◆ **What is being asked**: Below are some records. Pull every line that contains the word "Hidden".

Entries from a dataset
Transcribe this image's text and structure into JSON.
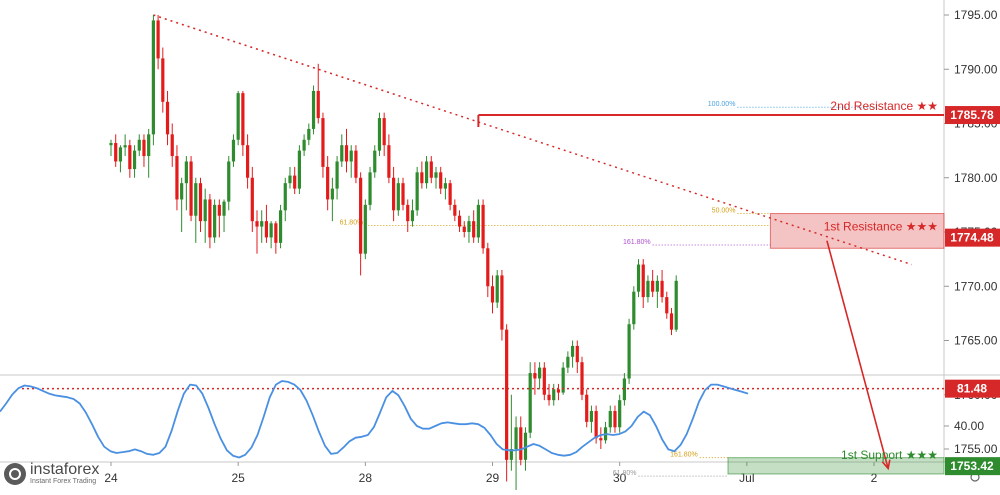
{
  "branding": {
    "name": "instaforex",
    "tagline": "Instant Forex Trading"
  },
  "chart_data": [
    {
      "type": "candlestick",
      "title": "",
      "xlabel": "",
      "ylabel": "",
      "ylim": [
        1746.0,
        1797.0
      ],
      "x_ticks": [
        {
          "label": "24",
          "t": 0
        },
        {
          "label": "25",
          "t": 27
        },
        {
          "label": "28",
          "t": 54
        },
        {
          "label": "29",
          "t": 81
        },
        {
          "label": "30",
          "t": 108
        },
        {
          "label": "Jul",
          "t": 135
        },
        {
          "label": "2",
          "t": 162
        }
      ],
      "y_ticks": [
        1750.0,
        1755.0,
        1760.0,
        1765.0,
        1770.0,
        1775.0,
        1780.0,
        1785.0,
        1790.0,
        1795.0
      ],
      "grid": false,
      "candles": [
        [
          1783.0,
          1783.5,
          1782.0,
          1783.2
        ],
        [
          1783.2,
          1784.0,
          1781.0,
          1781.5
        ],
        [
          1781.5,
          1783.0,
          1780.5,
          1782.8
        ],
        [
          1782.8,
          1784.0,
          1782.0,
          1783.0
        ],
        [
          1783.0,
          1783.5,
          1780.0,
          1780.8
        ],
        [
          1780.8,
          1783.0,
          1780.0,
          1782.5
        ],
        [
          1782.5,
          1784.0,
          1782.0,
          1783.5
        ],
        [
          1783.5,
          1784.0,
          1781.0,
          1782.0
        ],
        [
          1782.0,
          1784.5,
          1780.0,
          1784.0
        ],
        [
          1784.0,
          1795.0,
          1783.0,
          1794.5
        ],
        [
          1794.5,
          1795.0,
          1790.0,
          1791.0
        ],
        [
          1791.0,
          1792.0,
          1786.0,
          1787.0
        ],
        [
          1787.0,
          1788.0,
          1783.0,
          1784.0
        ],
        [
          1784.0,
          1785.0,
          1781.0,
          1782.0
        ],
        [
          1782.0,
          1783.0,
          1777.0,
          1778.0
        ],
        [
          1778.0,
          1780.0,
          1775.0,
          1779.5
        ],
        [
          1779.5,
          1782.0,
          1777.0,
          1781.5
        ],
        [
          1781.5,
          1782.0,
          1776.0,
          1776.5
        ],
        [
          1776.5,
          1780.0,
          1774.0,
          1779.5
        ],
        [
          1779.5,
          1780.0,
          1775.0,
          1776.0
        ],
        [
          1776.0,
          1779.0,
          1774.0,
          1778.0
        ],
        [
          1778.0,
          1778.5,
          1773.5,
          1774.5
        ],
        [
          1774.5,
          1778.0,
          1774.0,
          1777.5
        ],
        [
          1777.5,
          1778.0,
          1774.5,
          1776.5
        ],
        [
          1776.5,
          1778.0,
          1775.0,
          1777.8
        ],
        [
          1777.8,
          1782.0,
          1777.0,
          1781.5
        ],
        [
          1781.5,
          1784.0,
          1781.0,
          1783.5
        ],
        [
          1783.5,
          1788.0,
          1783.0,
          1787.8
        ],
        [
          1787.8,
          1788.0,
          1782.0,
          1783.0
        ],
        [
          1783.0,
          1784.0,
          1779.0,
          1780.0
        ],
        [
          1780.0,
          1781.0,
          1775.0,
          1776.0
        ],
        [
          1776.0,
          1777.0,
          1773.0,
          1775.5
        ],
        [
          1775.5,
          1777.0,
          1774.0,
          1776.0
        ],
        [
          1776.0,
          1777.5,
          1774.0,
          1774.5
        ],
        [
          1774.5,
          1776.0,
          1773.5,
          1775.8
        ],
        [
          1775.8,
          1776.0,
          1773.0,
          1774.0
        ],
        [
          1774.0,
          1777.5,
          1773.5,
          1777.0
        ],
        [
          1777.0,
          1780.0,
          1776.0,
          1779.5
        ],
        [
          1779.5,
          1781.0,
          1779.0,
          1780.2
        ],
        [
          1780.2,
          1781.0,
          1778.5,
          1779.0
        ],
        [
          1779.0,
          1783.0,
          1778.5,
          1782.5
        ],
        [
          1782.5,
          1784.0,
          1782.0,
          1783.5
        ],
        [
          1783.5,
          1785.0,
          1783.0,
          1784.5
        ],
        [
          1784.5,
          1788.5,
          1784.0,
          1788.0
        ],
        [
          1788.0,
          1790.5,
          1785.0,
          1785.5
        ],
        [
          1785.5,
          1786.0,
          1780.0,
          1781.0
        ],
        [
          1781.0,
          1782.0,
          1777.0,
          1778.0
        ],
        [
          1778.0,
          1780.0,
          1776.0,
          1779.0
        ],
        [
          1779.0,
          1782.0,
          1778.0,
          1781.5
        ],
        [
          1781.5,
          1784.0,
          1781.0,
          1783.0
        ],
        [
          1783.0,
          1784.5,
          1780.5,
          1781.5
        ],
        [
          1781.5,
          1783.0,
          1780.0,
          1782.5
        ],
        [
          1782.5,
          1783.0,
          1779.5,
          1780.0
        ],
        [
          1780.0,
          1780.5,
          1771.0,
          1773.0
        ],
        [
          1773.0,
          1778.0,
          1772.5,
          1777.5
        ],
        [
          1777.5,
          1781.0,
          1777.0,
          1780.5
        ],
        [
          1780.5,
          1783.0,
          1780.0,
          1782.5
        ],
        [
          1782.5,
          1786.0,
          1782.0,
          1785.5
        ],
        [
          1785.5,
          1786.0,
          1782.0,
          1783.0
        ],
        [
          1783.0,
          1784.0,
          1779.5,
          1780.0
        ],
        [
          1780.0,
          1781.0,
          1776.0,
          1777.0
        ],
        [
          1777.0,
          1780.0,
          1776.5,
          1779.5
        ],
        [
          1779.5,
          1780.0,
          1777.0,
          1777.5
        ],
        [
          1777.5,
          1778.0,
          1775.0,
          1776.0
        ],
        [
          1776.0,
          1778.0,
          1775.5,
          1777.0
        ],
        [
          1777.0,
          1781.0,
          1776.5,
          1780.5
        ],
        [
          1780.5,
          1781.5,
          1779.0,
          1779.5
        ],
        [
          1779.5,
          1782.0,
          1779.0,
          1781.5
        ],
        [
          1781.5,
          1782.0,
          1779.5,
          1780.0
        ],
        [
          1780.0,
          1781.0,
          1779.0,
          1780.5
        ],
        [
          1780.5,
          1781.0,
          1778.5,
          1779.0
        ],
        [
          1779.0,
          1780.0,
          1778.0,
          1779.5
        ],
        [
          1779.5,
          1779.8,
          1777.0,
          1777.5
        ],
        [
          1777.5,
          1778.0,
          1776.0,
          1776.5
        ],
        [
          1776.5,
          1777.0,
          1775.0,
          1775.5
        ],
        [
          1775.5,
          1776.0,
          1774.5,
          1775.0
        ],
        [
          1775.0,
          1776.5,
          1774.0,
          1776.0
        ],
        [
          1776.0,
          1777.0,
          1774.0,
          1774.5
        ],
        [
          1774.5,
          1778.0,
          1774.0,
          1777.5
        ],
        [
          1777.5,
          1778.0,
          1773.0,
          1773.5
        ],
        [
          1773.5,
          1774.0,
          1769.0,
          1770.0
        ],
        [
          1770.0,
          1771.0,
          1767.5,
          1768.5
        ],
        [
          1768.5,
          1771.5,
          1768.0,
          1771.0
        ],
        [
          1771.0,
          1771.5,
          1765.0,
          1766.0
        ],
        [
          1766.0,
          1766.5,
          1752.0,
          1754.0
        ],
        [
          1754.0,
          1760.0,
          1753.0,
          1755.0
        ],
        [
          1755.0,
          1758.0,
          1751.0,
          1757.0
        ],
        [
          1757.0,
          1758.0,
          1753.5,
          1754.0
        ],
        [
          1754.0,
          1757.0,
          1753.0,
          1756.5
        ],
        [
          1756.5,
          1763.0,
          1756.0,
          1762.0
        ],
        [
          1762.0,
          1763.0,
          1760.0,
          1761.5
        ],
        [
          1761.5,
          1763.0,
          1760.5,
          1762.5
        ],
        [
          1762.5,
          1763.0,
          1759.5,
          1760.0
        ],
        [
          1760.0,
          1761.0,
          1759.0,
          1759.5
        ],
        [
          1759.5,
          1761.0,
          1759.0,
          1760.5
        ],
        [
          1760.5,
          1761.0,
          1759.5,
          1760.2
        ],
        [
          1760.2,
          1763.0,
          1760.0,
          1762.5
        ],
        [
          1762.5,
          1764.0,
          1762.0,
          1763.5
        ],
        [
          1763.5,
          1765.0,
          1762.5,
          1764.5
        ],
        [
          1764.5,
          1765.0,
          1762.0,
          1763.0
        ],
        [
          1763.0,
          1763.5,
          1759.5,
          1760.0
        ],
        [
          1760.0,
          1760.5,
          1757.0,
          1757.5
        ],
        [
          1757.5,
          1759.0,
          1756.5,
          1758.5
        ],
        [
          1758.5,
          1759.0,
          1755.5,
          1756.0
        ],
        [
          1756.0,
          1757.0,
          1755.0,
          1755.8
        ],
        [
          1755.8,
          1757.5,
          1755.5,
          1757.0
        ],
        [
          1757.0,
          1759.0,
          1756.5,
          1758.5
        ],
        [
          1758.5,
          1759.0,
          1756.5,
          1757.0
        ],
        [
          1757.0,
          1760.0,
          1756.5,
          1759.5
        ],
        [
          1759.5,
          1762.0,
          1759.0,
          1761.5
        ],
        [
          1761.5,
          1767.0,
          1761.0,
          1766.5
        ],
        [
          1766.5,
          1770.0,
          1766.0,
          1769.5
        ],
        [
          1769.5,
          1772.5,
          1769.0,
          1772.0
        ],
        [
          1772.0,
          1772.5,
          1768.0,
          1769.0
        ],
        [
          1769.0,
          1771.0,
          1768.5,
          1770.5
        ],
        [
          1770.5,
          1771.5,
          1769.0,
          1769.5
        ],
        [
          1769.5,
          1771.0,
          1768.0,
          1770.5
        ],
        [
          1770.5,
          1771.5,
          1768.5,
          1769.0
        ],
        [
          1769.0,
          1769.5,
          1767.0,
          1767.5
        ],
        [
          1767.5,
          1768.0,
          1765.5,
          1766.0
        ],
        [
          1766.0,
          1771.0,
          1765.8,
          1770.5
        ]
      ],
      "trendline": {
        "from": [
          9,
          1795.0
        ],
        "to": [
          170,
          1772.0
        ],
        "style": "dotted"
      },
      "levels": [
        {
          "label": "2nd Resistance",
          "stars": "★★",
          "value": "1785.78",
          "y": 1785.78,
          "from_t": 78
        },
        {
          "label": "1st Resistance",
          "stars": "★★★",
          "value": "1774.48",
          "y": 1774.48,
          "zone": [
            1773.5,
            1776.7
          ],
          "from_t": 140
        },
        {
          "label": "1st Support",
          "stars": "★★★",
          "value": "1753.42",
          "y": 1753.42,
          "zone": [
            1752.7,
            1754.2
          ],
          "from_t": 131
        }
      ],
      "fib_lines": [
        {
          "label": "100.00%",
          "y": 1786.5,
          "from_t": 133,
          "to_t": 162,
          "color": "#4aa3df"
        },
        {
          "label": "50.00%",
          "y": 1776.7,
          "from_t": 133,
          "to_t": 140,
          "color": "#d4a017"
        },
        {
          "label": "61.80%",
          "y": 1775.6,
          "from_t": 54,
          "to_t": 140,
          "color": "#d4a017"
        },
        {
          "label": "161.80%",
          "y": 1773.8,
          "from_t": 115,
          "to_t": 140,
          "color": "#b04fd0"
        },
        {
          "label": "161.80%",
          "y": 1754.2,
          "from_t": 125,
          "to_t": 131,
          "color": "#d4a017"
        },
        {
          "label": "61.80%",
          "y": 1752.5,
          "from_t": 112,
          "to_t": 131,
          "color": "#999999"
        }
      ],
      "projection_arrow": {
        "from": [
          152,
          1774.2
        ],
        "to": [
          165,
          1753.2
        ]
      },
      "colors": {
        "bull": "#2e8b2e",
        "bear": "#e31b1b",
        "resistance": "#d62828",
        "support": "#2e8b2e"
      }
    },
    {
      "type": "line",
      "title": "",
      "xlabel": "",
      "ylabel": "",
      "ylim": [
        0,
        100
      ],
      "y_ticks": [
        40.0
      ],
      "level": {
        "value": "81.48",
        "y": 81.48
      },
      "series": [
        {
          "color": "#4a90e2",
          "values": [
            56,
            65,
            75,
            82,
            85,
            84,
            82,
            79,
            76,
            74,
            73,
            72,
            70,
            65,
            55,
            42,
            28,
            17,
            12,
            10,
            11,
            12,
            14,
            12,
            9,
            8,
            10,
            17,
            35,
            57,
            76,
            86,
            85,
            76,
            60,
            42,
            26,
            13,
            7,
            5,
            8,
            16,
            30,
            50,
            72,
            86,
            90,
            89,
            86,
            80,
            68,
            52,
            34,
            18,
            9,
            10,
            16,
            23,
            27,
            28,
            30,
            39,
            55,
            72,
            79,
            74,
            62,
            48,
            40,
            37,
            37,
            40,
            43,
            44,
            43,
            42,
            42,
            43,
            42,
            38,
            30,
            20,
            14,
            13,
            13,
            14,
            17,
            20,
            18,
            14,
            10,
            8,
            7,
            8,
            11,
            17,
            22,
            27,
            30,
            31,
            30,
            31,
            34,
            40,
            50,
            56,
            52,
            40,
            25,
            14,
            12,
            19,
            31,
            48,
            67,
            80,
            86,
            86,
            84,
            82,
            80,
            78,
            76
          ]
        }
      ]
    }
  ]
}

==

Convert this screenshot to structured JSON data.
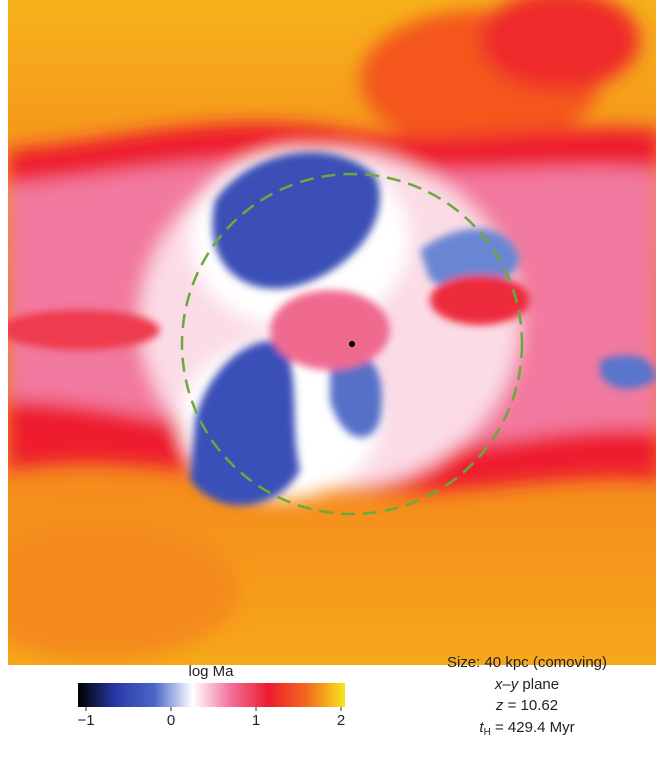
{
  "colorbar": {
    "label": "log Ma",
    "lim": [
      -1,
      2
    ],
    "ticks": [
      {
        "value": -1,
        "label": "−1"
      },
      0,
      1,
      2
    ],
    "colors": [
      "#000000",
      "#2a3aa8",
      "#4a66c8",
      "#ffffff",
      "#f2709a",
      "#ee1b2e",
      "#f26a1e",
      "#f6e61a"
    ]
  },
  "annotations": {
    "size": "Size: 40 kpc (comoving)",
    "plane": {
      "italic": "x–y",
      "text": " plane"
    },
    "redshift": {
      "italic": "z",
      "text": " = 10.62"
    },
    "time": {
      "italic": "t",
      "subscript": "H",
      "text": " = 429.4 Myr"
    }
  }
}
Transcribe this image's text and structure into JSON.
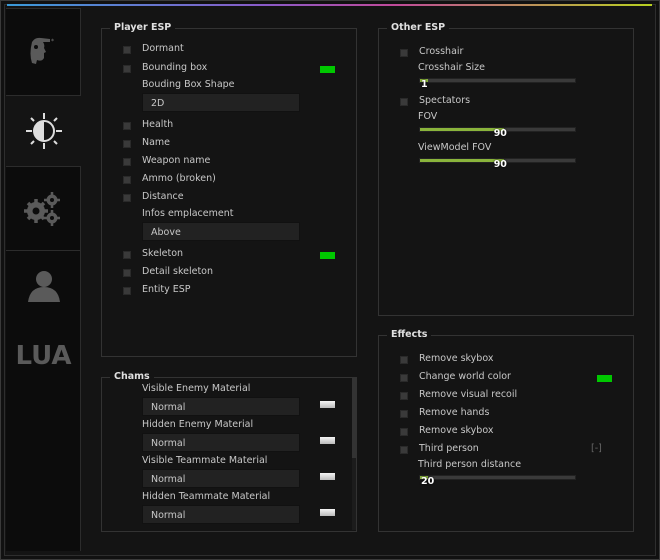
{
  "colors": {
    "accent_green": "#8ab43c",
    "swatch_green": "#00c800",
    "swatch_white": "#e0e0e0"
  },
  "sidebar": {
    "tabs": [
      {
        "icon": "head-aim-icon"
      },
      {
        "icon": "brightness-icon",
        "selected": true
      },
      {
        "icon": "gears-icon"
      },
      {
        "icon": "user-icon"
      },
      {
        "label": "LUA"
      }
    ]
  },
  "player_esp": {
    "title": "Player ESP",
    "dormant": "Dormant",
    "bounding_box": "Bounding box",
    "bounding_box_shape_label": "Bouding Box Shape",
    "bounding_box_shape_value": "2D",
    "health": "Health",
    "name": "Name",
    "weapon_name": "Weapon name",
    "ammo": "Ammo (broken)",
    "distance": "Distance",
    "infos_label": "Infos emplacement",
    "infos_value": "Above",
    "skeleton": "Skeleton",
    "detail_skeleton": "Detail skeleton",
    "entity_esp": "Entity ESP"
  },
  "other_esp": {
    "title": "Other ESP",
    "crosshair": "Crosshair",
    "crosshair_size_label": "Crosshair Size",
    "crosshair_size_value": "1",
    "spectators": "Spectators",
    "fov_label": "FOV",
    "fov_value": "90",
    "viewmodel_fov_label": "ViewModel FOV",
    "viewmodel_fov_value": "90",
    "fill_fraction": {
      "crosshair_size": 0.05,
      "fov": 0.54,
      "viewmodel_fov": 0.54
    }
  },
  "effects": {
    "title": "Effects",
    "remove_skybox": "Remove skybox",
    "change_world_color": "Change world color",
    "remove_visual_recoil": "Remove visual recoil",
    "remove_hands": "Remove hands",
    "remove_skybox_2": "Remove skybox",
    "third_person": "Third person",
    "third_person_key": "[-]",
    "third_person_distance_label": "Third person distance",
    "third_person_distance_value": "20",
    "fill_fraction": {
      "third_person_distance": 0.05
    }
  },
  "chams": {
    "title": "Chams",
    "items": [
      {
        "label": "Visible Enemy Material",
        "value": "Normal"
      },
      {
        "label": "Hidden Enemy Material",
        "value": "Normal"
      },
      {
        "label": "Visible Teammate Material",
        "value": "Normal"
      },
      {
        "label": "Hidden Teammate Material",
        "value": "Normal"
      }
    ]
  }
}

◆ **Result**:
        "label": "Hidden Enemy Material",
        "label": "Hidden Teammate Material",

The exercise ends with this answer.